The exercise:
Where a line in the listing below contains the word "Gestisci", copy that line.

Data items
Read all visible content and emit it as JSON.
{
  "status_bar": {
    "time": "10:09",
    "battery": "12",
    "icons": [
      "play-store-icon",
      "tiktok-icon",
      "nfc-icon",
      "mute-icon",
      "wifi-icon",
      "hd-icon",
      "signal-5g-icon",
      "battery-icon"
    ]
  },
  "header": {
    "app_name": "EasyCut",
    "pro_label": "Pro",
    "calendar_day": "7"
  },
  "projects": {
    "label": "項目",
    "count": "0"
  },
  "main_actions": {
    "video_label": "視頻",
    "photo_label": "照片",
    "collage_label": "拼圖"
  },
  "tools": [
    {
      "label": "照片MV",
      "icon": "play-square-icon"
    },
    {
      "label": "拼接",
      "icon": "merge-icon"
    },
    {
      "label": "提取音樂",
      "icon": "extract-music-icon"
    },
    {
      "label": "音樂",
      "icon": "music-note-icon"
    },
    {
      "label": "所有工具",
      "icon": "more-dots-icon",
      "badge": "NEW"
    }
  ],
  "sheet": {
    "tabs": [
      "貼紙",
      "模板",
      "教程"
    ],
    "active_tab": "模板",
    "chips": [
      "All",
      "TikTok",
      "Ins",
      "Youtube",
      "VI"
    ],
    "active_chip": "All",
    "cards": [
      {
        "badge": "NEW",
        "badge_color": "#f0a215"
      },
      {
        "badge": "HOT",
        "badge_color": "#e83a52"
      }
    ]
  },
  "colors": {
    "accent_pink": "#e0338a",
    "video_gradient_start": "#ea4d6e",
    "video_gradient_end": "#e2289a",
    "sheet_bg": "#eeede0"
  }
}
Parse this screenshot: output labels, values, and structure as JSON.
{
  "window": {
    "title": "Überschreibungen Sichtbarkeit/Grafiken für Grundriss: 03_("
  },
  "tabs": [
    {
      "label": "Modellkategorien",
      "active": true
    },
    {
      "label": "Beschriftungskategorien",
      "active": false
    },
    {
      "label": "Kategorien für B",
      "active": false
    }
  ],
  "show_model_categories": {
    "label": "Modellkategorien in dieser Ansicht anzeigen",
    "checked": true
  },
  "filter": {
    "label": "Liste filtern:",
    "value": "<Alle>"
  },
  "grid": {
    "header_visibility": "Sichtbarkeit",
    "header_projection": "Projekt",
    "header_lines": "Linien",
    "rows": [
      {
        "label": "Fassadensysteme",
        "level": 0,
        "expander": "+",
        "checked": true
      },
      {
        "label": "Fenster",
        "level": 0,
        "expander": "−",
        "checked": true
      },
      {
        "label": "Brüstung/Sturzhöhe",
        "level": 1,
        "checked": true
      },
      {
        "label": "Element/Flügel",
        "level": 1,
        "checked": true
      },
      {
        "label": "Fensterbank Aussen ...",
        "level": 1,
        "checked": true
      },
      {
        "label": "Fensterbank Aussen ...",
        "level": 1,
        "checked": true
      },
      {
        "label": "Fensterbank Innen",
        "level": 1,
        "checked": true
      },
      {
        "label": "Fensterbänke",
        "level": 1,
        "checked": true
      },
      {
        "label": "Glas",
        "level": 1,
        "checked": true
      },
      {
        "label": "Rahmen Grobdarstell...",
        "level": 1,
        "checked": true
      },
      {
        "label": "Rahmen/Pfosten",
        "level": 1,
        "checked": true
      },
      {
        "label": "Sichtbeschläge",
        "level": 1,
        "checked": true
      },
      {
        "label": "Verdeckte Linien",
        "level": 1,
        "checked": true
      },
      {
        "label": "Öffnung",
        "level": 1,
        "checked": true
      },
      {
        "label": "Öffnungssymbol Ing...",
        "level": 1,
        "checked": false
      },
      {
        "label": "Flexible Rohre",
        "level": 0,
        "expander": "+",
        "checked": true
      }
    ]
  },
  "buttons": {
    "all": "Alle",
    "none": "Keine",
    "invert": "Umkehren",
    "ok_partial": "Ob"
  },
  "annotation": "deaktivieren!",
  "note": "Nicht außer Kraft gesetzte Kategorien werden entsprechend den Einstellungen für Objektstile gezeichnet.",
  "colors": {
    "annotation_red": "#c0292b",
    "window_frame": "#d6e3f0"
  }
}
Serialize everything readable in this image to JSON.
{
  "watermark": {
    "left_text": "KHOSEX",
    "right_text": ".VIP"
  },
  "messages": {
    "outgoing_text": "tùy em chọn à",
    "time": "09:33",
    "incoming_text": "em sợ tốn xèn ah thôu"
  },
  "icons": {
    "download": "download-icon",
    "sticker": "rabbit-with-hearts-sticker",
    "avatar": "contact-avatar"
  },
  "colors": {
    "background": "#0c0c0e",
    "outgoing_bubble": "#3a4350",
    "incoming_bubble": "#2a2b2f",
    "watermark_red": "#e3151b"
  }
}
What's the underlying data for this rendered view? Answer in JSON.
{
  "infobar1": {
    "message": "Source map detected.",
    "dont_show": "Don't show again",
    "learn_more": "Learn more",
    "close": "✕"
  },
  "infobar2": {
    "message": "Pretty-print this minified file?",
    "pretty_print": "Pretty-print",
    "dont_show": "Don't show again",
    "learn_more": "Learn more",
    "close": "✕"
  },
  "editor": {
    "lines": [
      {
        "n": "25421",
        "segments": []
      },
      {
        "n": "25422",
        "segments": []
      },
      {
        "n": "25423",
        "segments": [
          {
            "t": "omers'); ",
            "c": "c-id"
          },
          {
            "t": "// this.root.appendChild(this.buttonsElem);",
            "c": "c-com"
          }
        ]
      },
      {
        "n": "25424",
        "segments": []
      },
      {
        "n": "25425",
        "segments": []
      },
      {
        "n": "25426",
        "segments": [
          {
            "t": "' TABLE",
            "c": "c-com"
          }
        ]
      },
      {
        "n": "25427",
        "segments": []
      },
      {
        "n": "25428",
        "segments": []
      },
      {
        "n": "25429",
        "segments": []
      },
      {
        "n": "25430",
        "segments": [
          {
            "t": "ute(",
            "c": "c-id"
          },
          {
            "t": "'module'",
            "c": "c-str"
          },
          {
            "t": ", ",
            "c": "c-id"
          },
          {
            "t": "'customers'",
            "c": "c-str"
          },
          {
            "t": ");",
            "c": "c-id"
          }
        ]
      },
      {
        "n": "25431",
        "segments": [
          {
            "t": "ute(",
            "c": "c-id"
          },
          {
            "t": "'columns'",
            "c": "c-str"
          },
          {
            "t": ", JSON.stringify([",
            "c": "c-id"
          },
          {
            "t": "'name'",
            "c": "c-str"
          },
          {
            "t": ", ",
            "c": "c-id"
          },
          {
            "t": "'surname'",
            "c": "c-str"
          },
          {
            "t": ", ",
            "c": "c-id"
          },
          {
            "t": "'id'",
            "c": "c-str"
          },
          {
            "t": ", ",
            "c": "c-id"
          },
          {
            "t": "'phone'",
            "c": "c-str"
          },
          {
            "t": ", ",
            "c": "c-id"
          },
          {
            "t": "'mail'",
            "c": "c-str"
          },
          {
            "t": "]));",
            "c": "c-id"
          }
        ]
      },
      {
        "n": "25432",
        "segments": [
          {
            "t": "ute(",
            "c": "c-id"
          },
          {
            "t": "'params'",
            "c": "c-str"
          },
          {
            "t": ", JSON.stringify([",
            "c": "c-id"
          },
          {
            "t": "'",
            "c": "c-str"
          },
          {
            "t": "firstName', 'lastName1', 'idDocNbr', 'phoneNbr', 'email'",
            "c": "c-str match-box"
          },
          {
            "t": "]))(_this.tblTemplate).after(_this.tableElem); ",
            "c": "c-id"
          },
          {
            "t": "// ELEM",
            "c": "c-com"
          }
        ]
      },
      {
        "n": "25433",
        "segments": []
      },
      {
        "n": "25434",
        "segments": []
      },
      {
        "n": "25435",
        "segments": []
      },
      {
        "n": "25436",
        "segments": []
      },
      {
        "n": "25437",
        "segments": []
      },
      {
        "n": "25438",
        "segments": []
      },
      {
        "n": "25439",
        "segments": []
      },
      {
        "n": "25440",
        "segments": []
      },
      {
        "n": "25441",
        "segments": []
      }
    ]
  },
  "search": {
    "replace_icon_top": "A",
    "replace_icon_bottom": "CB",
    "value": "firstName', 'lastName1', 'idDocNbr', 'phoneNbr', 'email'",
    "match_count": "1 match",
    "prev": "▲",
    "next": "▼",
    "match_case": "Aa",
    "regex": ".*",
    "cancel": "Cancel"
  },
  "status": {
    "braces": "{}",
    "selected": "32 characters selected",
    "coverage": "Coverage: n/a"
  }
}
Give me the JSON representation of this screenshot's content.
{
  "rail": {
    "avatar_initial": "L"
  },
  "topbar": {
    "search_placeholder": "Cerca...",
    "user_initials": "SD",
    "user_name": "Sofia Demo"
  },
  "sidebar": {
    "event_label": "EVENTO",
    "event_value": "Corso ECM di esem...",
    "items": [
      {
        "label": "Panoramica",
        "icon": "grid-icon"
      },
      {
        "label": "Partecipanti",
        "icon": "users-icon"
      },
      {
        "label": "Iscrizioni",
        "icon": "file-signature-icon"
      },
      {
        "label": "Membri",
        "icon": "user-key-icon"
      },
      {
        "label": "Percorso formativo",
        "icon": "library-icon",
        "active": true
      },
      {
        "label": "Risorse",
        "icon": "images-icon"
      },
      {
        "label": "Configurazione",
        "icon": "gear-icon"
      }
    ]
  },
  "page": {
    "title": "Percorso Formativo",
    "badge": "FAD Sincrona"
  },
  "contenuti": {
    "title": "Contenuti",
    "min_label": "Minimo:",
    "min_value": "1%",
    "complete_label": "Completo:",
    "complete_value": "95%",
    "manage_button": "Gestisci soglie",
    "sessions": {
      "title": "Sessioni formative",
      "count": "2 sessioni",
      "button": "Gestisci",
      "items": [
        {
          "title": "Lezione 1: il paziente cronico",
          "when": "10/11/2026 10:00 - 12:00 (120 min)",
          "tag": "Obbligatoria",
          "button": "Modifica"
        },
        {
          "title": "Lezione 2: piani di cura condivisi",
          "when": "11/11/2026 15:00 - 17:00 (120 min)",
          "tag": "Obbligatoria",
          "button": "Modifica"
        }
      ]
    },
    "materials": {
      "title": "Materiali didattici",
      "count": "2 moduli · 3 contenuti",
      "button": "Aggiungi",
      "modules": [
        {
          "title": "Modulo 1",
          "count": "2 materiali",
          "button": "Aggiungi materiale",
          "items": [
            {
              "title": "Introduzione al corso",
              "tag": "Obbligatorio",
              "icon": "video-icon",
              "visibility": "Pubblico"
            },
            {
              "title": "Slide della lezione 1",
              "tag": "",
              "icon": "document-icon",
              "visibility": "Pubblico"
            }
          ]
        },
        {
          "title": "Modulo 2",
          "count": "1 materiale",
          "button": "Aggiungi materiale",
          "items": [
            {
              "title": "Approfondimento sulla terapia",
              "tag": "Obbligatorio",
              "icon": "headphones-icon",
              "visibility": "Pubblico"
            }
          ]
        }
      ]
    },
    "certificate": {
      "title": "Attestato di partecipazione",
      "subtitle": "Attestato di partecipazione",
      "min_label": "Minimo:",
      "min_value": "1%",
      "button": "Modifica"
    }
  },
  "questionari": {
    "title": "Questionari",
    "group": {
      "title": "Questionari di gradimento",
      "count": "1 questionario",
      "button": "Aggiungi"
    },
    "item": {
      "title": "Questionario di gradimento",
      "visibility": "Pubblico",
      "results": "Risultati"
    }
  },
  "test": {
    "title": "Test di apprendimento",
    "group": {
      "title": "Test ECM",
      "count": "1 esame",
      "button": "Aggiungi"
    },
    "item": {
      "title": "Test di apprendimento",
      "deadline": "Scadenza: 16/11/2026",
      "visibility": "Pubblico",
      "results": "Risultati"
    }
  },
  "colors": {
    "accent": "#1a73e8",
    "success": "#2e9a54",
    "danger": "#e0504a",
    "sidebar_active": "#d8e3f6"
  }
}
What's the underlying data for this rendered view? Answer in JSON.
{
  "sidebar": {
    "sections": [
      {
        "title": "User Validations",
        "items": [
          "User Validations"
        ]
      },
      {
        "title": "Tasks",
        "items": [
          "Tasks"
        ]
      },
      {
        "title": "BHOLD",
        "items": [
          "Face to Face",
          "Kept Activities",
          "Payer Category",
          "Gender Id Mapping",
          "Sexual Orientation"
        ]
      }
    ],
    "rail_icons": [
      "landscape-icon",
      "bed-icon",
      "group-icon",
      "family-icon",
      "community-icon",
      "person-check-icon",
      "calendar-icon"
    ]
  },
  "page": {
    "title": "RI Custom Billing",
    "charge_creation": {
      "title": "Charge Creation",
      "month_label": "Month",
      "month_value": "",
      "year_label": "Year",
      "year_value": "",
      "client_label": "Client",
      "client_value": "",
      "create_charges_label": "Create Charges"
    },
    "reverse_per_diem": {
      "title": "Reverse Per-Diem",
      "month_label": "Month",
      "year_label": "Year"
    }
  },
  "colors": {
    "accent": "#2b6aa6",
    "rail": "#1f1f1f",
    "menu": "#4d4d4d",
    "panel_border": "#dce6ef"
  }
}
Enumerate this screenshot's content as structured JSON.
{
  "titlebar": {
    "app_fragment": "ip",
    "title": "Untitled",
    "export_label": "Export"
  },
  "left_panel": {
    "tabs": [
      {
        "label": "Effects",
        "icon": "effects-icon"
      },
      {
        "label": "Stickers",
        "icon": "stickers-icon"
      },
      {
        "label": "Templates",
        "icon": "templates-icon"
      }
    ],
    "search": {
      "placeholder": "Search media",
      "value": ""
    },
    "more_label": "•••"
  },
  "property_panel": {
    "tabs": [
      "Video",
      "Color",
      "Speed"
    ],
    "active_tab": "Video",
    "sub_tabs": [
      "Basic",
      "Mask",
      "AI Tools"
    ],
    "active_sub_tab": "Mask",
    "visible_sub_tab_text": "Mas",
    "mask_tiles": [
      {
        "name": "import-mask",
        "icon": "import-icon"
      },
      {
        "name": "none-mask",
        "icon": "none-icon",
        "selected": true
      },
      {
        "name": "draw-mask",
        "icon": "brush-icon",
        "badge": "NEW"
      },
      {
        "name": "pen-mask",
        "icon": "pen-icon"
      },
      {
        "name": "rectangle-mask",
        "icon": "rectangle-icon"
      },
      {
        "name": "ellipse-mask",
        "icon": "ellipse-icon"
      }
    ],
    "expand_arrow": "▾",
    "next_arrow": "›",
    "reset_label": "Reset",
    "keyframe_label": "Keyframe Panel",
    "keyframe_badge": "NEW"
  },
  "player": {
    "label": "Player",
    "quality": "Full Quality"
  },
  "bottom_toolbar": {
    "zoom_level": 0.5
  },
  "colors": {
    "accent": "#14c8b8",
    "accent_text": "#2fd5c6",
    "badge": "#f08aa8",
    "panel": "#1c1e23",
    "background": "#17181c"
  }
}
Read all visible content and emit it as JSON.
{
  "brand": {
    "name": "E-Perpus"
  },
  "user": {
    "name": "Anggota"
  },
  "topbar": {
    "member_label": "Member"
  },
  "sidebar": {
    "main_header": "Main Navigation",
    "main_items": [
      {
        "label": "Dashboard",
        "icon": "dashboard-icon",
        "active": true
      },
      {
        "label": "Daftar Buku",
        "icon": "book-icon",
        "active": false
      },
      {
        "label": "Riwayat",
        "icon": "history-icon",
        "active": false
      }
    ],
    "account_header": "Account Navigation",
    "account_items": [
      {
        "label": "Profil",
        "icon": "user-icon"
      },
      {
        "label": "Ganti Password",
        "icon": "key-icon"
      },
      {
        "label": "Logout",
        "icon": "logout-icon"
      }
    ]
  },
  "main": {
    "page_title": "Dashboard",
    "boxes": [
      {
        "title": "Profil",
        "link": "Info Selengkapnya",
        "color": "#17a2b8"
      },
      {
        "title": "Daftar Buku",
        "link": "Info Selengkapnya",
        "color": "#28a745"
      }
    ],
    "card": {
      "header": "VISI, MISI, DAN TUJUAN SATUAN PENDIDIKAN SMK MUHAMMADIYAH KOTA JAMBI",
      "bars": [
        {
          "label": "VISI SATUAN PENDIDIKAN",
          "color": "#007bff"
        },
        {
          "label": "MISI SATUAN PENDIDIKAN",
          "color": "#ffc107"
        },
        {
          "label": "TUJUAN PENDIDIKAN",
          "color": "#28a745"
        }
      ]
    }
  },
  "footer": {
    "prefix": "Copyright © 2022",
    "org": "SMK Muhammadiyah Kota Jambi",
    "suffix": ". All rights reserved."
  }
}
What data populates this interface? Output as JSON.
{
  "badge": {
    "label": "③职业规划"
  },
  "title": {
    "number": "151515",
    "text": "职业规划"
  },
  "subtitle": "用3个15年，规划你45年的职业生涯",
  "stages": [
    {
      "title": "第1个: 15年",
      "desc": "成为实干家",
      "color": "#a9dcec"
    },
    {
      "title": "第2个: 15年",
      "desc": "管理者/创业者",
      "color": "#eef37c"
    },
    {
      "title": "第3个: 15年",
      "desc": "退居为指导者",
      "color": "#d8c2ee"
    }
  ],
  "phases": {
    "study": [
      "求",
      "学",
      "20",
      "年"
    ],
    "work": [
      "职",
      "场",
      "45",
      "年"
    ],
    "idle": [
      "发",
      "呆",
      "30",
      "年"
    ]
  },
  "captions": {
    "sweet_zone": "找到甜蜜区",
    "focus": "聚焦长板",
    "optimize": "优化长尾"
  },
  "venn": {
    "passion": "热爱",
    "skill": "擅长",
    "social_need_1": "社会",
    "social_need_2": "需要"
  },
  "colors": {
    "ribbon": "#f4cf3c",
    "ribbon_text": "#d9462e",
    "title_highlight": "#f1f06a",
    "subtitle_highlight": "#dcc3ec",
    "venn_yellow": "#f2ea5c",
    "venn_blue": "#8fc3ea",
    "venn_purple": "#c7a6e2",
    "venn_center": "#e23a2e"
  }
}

Output of the task:
    "manage_button": "Gestisci soglie",
      "button": "Gestisci",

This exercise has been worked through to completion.